■ Your objective:
Show each line that has the string "description" in it.

(A run of records)
[start]

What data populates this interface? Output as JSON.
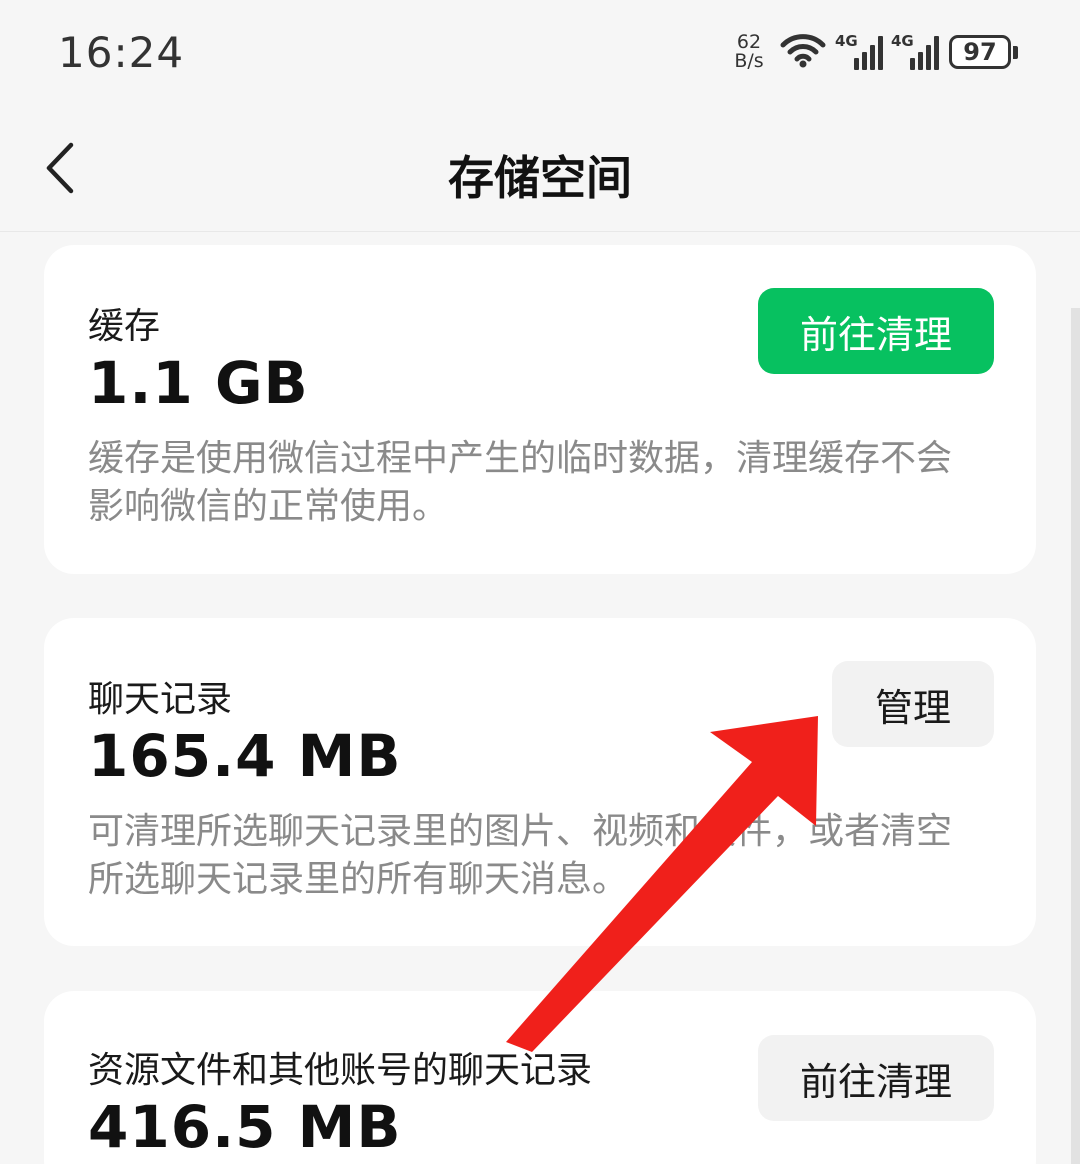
{
  "status_bar": {
    "time": "16:24",
    "net_speed_value": "62",
    "net_speed_unit": "B/s",
    "signal_1_label": "4G",
    "signal_2_label": "4G",
    "battery_level": "97"
  },
  "header": {
    "title": "存储空间"
  },
  "cards": [
    {
      "title": "缓存",
      "size": "1.1 GB",
      "description": "缓存是使用微信过程中产生的临时数据，清理缓存不会影响微信的正常使用。",
      "button_label": "前往清理",
      "button_style": "primary"
    },
    {
      "title": "聊天记录",
      "size": "165.4 MB",
      "description": "可清理所选聊天记录里的图片、视频和文件，或者清空所选聊天记录里的所有聊天消息。",
      "button_label": "管理",
      "button_style": "secondary"
    },
    {
      "title": "资源文件和其他账号的聊天记录",
      "size": "416.5 MB",
      "button_label": "前往清理",
      "button_style": "secondary"
    }
  ],
  "colors": {
    "primary_green": "#07c160",
    "annotation_arrow": "#f0201b",
    "background": "#f6f6f6"
  },
  "icons": {
    "back": "chevron-left-icon",
    "wifi": "wifi-icon",
    "signal": "cellular-signal-icon",
    "battery": "battery-icon"
  }
}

[end]

■ Solution for this exercise:
      "description": "缓存是使用微信过程中产生的临时数据，清理缓存不会影响微信的正常使用。",
      "description": "可清理所选聊天记录里的图片、视频和文件，或者清空所选聊天记录里的所有聊天消息。",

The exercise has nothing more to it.